Inca Inchi gelatinised protein powder naturally contains the highest percentage (up to 65%) of high-quality protein, due to the low carbohydrate and fibre content of the seeds. This is the highest protein percentage of all animal and vegetable sources available in the world food market.

It has high digestibility and bioavailability indices, is free from gluten and allergens, it is not transgenic and is grown organically.


* Inca Inchi powder contains 6% omega oils
Naturally contains antioxidants and
the oil is extracted by cold pressing.

** Soya flour contains 0.5% omega oils
the oil is normally extracted using chemical solvents.


Inca Inchi protein powder is a natural organic product with no additives, obtained from carefully selected Plukenetia volubilis Linneo seeds, commonly known as sacha inchi. The process involves mechanical milling and extrusion, but no solvents or chemicals, in which the seeds are hulled and part of the oil content is extracted. It naturally contains no antinutrients and therefore does not need to be refined.

Inca Inchi powder contains the highest percentage of high biological value protein of all edible vegetable and animal products, it provides all essential amino-acids and minerals giving it a better balance than the most-used cereals: soya, wheat, rice, quinoa and all others. In fact its nutritional value exceeds that of meat, eggs and dairy products, which is why Inca Inchi powder and its essential amino-acids should be included in all traditional and vegetarian diets, as well as those for sportsmen and the old. The lack of gluten in Inca Inchi means that it can be eaten by celiac disease sufferers. The entire Inca Inchi production process is organic.

Excerpted records:
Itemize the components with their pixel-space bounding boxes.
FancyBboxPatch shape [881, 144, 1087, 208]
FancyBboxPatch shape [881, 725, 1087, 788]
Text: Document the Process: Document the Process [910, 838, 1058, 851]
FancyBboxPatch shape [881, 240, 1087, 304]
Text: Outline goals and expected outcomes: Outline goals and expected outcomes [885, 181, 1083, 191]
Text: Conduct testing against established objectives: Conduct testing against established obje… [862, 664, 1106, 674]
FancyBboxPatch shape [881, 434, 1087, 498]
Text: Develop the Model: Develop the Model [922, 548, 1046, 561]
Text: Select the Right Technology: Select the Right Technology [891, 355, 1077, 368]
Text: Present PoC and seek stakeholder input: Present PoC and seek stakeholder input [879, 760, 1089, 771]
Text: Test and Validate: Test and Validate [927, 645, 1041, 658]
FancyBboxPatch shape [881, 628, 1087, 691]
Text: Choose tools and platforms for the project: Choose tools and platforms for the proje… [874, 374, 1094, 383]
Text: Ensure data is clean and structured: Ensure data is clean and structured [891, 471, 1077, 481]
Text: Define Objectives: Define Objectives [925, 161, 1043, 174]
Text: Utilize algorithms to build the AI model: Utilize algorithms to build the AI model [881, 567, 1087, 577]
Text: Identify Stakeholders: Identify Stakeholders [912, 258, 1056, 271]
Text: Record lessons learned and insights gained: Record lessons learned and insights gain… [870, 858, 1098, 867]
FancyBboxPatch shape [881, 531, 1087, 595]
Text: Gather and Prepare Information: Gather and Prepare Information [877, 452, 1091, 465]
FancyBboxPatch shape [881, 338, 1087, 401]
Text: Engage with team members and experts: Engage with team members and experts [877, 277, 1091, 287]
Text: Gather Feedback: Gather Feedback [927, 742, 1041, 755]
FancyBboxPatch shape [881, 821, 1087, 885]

Exercise 1: According to the passage on Inca Inchi protein powder, what percentage of protein can the powder contain?
Exercise 2: Proceed with the passage on Inca Inchi protein powder, starting after its final sentence.
The lines above come from a different source than the passage on Inca Inchi protein powder.

Reply 1: Up to 65%.

Reply 2:
Gelatinised Inca Inchi protein powder is a vegetable protein with high nutritional quality, a good flavor and an excellent combination of essential and non-essential amino acids, complete balanced and with high percentages of the most valuable components, giving it a high digestibility index and high bioavailability; it is a superior to traditional protein and is easy to digest for children and adults alike. Its natural composition includes omega 3 oil, which is very important to ensure good cardiovascular function and microcirculation in the brain.


Gelatinised organic Inca Inchi protein powder can increase the protein content of a large variety of foods, whether raw, cooked or preserved, and drinks: bread, biscuits, pastries, pastas, flour, dairy produce and meat, it can also give texture and stability to emulsions. It hydrates easily, forming gels and emulsions that can withstand a wide range of heat treatments, even in the presence of salt. It is used as an ingredient in foodstuffs, nutraceutical and pharmaceutical products and cosmetics. Inca Inchi protein is an excellent food source for humans.


Protein is essential for every cell in our bodies from our nails to our brains; enzymes, hormones and other molecules are also indispensable for life. It is important and healthy for our daily diet to contain protein, the amount varies depending on different factors such as age, activity, state of health and others, so a general recommendation cannot be made but 0.9 grams per kilo of weight is indicated, making 60 to 100 grams a day for a man of average weight and little physical activity, and 45 to 75 grams for a woman in the same condition. Bearing in mind that Inca Inchi protein powder contains more than 60% pure protein and that the daily diet includes other sources of protein, the recommended daily quantity of Inca Inchi powder would be approximately one gram per kilo of weight for an adult consuming 2000 calories a day; sportsmen and growing people may consume more.


Proteins play an important role when we want to lose weight; according to a number of studies, they stimulate the metabolism causing it to burn more calories and have an appetite-suppressing effect, causing us to eat less and reduce calorie intake; not only do they help us to lose weight, they prevent us from gaining weight.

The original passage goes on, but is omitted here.